## Stated goal:
Find the string "课程纲要" in the data, then copy every line where it is found.

##############################

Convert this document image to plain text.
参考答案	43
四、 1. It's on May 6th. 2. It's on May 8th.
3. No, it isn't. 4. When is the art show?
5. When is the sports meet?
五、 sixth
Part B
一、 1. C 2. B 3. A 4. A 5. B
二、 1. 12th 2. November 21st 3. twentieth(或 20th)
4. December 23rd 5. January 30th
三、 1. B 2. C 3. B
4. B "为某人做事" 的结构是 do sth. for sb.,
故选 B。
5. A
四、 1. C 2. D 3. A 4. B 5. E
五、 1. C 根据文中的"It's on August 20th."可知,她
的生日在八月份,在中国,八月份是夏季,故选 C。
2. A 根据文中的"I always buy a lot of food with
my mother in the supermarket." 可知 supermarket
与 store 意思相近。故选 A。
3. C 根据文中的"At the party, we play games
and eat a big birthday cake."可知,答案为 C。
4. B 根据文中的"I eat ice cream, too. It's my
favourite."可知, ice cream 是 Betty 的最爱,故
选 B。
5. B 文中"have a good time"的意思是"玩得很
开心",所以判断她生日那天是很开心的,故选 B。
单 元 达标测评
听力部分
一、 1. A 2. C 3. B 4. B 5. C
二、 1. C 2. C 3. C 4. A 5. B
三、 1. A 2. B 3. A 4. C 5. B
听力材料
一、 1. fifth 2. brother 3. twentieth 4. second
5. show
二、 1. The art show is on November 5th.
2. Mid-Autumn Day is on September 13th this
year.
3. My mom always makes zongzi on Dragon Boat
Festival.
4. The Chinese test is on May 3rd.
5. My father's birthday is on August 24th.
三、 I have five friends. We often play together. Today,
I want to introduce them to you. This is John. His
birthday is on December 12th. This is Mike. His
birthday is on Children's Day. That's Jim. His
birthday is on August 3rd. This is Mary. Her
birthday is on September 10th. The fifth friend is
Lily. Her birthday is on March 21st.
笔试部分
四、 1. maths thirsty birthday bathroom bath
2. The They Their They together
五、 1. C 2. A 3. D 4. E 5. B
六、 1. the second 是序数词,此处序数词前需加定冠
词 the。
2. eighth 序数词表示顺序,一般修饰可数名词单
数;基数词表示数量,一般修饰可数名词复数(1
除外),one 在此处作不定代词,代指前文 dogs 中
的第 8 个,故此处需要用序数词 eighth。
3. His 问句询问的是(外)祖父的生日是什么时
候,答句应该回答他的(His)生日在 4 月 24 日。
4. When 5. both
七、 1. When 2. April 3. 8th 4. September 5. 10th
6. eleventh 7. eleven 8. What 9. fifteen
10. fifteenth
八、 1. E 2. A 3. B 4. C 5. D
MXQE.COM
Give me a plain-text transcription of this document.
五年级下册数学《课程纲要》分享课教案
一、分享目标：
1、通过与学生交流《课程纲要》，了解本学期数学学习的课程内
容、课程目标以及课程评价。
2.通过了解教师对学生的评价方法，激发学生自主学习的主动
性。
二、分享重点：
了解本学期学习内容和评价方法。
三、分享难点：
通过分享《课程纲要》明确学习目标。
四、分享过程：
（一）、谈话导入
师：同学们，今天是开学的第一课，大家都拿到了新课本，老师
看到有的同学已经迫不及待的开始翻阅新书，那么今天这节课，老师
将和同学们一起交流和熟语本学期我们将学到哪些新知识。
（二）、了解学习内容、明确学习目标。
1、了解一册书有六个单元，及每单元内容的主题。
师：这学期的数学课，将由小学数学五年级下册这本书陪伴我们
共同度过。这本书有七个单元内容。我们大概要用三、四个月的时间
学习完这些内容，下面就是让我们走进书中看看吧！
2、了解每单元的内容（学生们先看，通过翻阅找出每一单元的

##############################

## Written solution:
五年级下册数学《课程纲要》分享课教案
1、通过与学生交流《课程纲要》，了解本学期数学学习的课程内
通过分享《课程纲要》明确学习目标。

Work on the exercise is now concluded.